**What to work on**
Reproduce every row below verbatim, omitting the pictures.

* Start Record list *

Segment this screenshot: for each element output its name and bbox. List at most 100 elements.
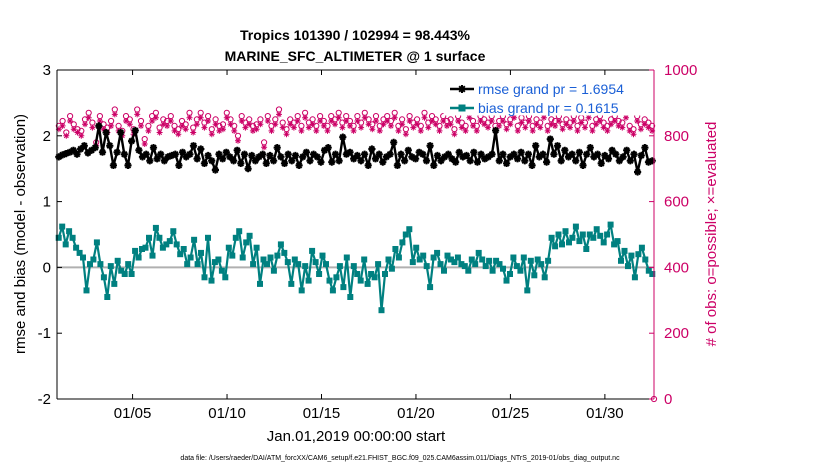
point-obs-evaluated-134 [555, 118, 562, 124]
point-bias-32 [166, 238, 173, 245]
point-bias-128 [500, 265, 506, 272]
point-obs-evaluated-36 [190, 129, 197, 136]
point-rmse-85 [364, 161, 372, 169]
point-bias-8 [83, 287, 90, 294]
point-bias-166 [631, 274, 638, 281]
point-obs-evaluated-80 [354, 118, 361, 124]
point-bias-133 [517, 267, 524, 274]
point-rmse-19 [124, 161, 132, 169]
point-obs-evaluated-141 [582, 124, 588, 131]
point-bias-78 [326, 277, 333, 284]
point-obs-evaluated-105 [447, 121, 454, 128]
point-obs-evaluated-21 [134, 111, 141, 118]
point-obs-evaluated-106 [451, 131, 458, 138]
point-rmse-124 [506, 153, 514, 161]
point-bias-54 [243, 239, 250, 246]
legend-bias-label: bias grand pr = 0.1615 [478, 100, 619, 116]
point-rmse-108 [448, 155, 456, 163]
point-bias-160 [611, 241, 618, 248]
point-rmse-20 [128, 137, 136, 145]
point-bias-72 [305, 277, 312, 284]
point-obs-evaluated-127 [529, 127, 536, 134]
point-rmse-150 [601, 151, 609, 160]
point-rmse-55 [255, 153, 263, 161]
point-rmse-129 [524, 150, 532, 158]
point-obs-evaluated-110 [466, 114, 473, 121]
point-bias-3 [66, 228, 73, 235]
legend-box [443, 75, 651, 116]
x-axis-label: Jan.01,2019 00:00:00 start [267, 428, 446, 445]
point-bias-113 [448, 256, 454, 263]
point-obs-evaluated-154 [630, 131, 637, 138]
point-obs-evaluated-146 [600, 124, 607, 131]
y-tick-label-left-0: -2 [38, 391, 51, 408]
point-obs-evaluated-143 [589, 127, 596, 134]
data-file-footnote: data file: /Users/raeder/DAI/ATM_forcXX/… [180, 455, 620, 462]
point-rmse-120 [492, 126, 500, 135]
y-tick-label-left-3: 1 [43, 194, 51, 211]
point-obs-evaluated-9 [89, 124, 96, 131]
point-obs-evaluated-128 [533, 121, 540, 128]
point-rmse-18 [120, 150, 128, 158]
point-rmse-93 [393, 161, 401, 169]
point-obs-evaluated-114 [481, 121, 488, 128]
point-bias-28 [152, 224, 159, 231]
point-bias-0 [55, 234, 62, 241]
y-tick-label-left-5: 3 [43, 62, 51, 79]
point-rmse-117 [481, 155, 489, 163]
point-obs-evaluated-104 [443, 122, 450, 129]
point-rmse-145 [583, 150, 591, 158]
point-rmse-82 [353, 151, 361, 160]
point-rmse-74 [324, 144, 332, 152]
point-obs-evaluated-69 [313, 127, 320, 134]
point-rmse-135 [546, 135, 554, 143]
point-rmse-102 [426, 142, 434, 150]
point-bias-16 [111, 280, 118, 287]
point-obs-evaluated-38 [197, 114, 204, 121]
point-rmse-21 [131, 126, 139, 135]
point-rmse-10 [91, 144, 99, 152]
point-bias-97 [392, 246, 399, 252]
point-obs-evaluated-74 [332, 121, 338, 128]
point-obs-evaluated-47 [231, 127, 238, 134]
point-rmse-52 [244, 165, 252, 173]
point-bias-11 [93, 239, 100, 246]
point-obs-evaluated-101 [432, 121, 439, 128]
point-rmse-54 [251, 157, 259, 165]
point-obs-evaluated-24 [145, 127, 152, 134]
point-rmse-116 [477, 150, 485, 158]
point-rmse-96 [404, 146, 412, 154]
point-bias-74 [312, 259, 319, 266]
legend-rmse-star [458, 85, 466, 93]
point-obs-evaluated-91 [395, 127, 402, 134]
point-rmse-33 [175, 161, 183, 169]
point-rmse-66 [295, 161, 303, 169]
point-rmse-134 [543, 158, 551, 166]
point-bias-137 [531, 272, 538, 279]
point-bias-94 [382, 271, 388, 277]
point-obs-evaluated-22 [138, 122, 144, 129]
point-rmse-95 [401, 157, 409, 165]
point-rmse-160 [637, 151, 645, 160]
point-rmse-60 [273, 144, 281, 152]
point-bias-171 [649, 271, 656, 277]
point-bias-43 [205, 234, 211, 241]
point-rmse-75 [328, 158, 336, 166]
point-rmse-76 [331, 150, 340, 158]
y-tick-label-right-2: 400 [664, 259, 689, 276]
point-rmse-139 [561, 146, 569, 154]
point-rmse-3 [66, 148, 74, 156]
point-obs-evaluated-66 [302, 114, 309, 121]
point-obs-evaluated-102 [436, 127, 443, 134]
point-rmse-48 [230, 157, 238, 165]
point-bias-7 [80, 254, 86, 261]
point-bias-93 [378, 307, 385, 314]
point-rmse-107 [444, 150, 452, 158]
point-obs-evaluated-50 [242, 124, 249, 131]
point-rmse-16 [113, 148, 121, 156]
corner-marker [650, 395, 658, 403]
point-bias-85 [350, 263, 357, 270]
point-obs-evaluated-122 [511, 114, 518, 121]
point-rmse-81 [350, 155, 358, 163]
point-bias-57 [253, 244, 260, 251]
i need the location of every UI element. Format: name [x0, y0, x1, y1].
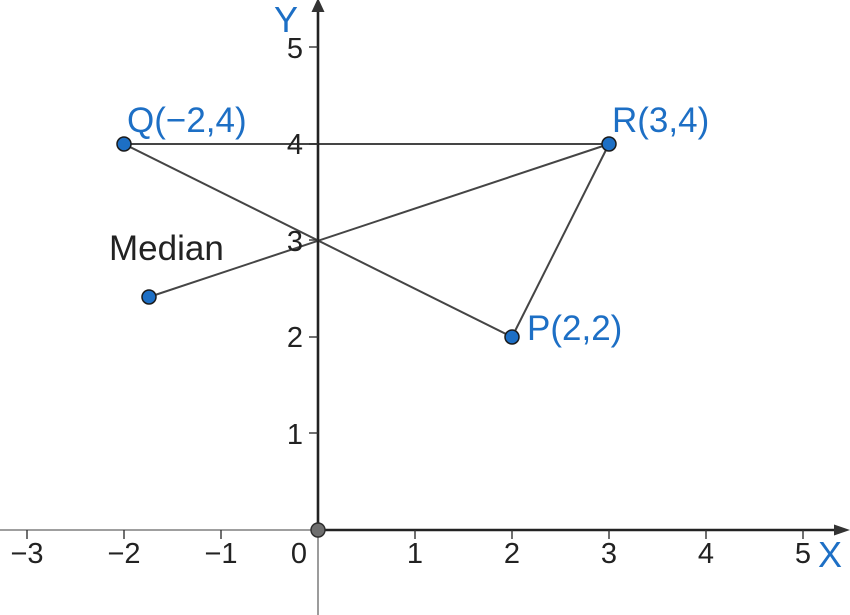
svg-text:1: 1	[407, 538, 423, 570]
svg-text:Y: Y	[274, 0, 298, 40]
svg-text:4: 4	[698, 538, 714, 570]
svg-text:2: 2	[287, 322, 303, 354]
svg-text:Q(−2,4): Q(−2,4)	[127, 101, 247, 140]
svg-text:3: 3	[287, 226, 303, 258]
svg-text:−2: −2	[107, 538, 140, 570]
svg-text:R(3,4): R(3,4)	[612, 101, 709, 140]
svg-text:P(2,2): P(2,2)	[527, 309, 622, 348]
svg-text:−1: −1	[204, 538, 237, 570]
svg-text:1: 1	[287, 419, 303, 451]
svg-text:5: 5	[795, 538, 811, 570]
svg-text:4: 4	[287, 129, 303, 161]
svg-text:3: 3	[601, 538, 617, 570]
svg-text:X: X	[818, 534, 842, 575]
svg-text:−3: −3	[10, 538, 43, 570]
svg-text:0: 0	[291, 538, 307, 570]
svg-text:2: 2	[504, 538, 520, 570]
svg-text:Median: Median	[109, 229, 224, 268]
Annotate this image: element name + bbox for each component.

* End Record list *

**Output of the exercise**
Segment this screenshot: for each element output its name and bbox. List at most 100 elements.
point-obs-evaluated-134 [555, 118, 562, 124]
point-bias-32 [166, 238, 173, 245]
point-bias-128 [500, 265, 506, 272]
point-obs-evaluated-36 [190, 129, 197, 136]
point-rmse-85 [364, 161, 372, 169]
point-bias-8 [83, 287, 90, 294]
point-bias-166 [631, 274, 638, 281]
point-obs-evaluated-80 [354, 118, 361, 124]
point-bias-133 [517, 267, 524, 274]
point-rmse-19 [124, 161, 132, 169]
point-obs-evaluated-141 [582, 124, 588, 131]
point-bias-78 [326, 277, 333, 284]
point-obs-evaluated-105 [447, 121, 454, 128]
point-obs-evaluated-21 [134, 111, 141, 118]
point-obs-evaluated-106 [451, 131, 458, 138]
point-rmse-124 [506, 153, 514, 161]
point-bias-54 [243, 239, 250, 246]
legend-bias-label: bias grand pr = 0.1615 [478, 100, 619, 116]
point-rmse-108 [448, 155, 456, 163]
point-bias-160 [611, 241, 618, 248]
point-rmse-20 [128, 137, 136, 145]
point-bias-72 [305, 277, 312, 284]
point-obs-evaluated-127 [529, 127, 536, 134]
point-rmse-150 [601, 151, 609, 160]
point-rmse-55 [255, 153, 263, 161]
point-rmse-129 [524, 150, 532, 158]
point-obs-evaluated-110 [466, 114, 473, 121]
point-bias-3 [66, 228, 73, 235]
legend-box [443, 75, 651, 116]
x-axis-label: Jan.01,2019 00:00:00 start [267, 428, 446, 445]
point-bias-113 [448, 256, 454, 263]
point-obs-evaluated-154 [630, 131, 637, 138]
point-obs-evaluated-146 [600, 124, 607, 131]
y-tick-label-left-0: -2 [38, 391, 51, 408]
point-obs-evaluated-143 [589, 127, 596, 134]
data-file-footnote: data file: /Users/raeder/DAI/ATM_forcXX/… [180, 455, 620, 462]
point-rmse-120 [492, 126, 500, 135]
y-tick-label-left-3: 1 [43, 194, 51, 211]
point-obs-evaluated-9 [89, 124, 96, 131]
point-obs-evaluated-128 [533, 121, 540, 128]
point-rmse-18 [120, 150, 128, 158]
point-rmse-93 [393, 161, 401, 169]
point-obs-evaluated-114 [481, 121, 488, 128]
point-bias-28 [152, 224, 159, 231]
point-bias-0 [55, 234, 62, 241]
y-tick-label-left-5: 3 [43, 62, 51, 79]
point-rmse-117 [481, 155, 489, 163]
point-obs-evaluated-104 [443, 122, 450, 129]
point-rmse-145 [583, 150, 591, 158]
point-rmse-82 [353, 151, 361, 160]
point-rmse-74 [324, 144, 332, 152]
point-obs-evaluated-69 [313, 127, 320, 134]
point-rmse-135 [546, 135, 554, 143]
point-rmse-102 [426, 142, 434, 150]
point-bias-16 [111, 280, 118, 287]
point-obs-evaluated-38 [197, 114, 204, 121]
point-rmse-21 [131, 126, 139, 135]
point-rmse-10 [91, 144, 99, 152]
point-bias-97 [392, 246, 399, 252]
point-obs-evaluated-74 [332, 121, 338, 128]
point-obs-evaluated-47 [231, 127, 238, 134]
point-rmse-52 [244, 165, 252, 173]
point-bias-11 [93, 239, 100, 246]
point-obs-evaluated-101 [432, 121, 439, 128]
point-rmse-54 [251, 157, 259, 165]
point-obs-evaluated-24 [145, 127, 152, 134]
point-rmse-116 [477, 150, 485, 158]
point-rmse-96 [404, 146, 412, 154]
point-bias-74 [312, 259, 319, 266]
legend-rmse-star [458, 85, 466, 93]
point-obs-evaluated-91 [395, 127, 402, 134]
point-rmse-33 [175, 161, 183, 169]
point-rmse-66 [295, 161, 303, 169]
point-rmse-134 [543, 158, 551, 166]
point-bias-137 [531, 272, 538, 279]
point-bias-94 [382, 271, 388, 277]
point-obs-evaluated-22 [138, 122, 144, 129]
point-rmse-95 [401, 157, 409, 165]
point-rmse-160 [637, 151, 645, 160]
point-rmse-60 [273, 144, 281, 152]
point-bias-171 [649, 271, 656, 277]
point-bias-43 [205, 234, 211, 241]
point-rmse-75 [328, 158, 336, 166]
point-rmse-76 [331, 150, 340, 158]
y-tick-label-right-2: 400 [664, 259, 689, 276]
point-rmse-139 [561, 146, 569, 154]
point-rmse-3 [66, 148, 74, 156]
point-obs-evaluated-66 [302, 114, 309, 121]
point-obs-evaluated-102 [436, 127, 443, 134]
point-rmse-48 [230, 157, 238, 165]
point-bias-7 [80, 254, 86, 261]
point-bias-93 [378, 307, 385, 314]
point-rmse-107 [444, 150, 452, 158]
point-obs-evaluated-50 [242, 124, 249, 131]
point-rmse-16 [113, 148, 121, 156]
corner-marker [650, 395, 658, 403]
point-bias-85 [350, 263, 357, 270]
point-obs-evaluated-122 [511, 114, 518, 121]
point-rmse-81 [350, 155, 358, 163]
point-bias-57 [253, 244, 260, 251]
i need the location of every UI element. Format: name [x0, y0, x1, y1].
svg-text:1: 1	[407, 538, 423, 570]
svg-text:Y: Y	[274, 0, 298, 40]
svg-text:4: 4	[698, 538, 714, 570]
svg-text:2: 2	[287, 322, 303, 354]
svg-text:Q(−2,4): Q(−2,4)	[127, 101, 247, 140]
svg-text:3: 3	[287, 226, 303, 258]
svg-text:−2: −2	[107, 538, 140, 570]
svg-text:R(3,4): R(3,4)	[612, 101, 709, 140]
svg-text:P(2,2): P(2,2)	[527, 309, 622, 348]
svg-text:−1: −1	[204, 538, 237, 570]
svg-text:1: 1	[287, 419, 303, 451]
svg-text:5: 5	[795, 538, 811, 570]
svg-text:4: 4	[287, 129, 303, 161]
svg-text:3: 3	[601, 538, 617, 570]
svg-text:X: X	[818, 534, 842, 575]
svg-text:−3: −3	[10, 538, 43, 570]
svg-text:0: 0	[291, 538, 307, 570]
svg-text:2: 2	[504, 538, 520, 570]
svg-text:Median: Median	[109, 229, 224, 268]
Annotate this image: element name + bbox for each component.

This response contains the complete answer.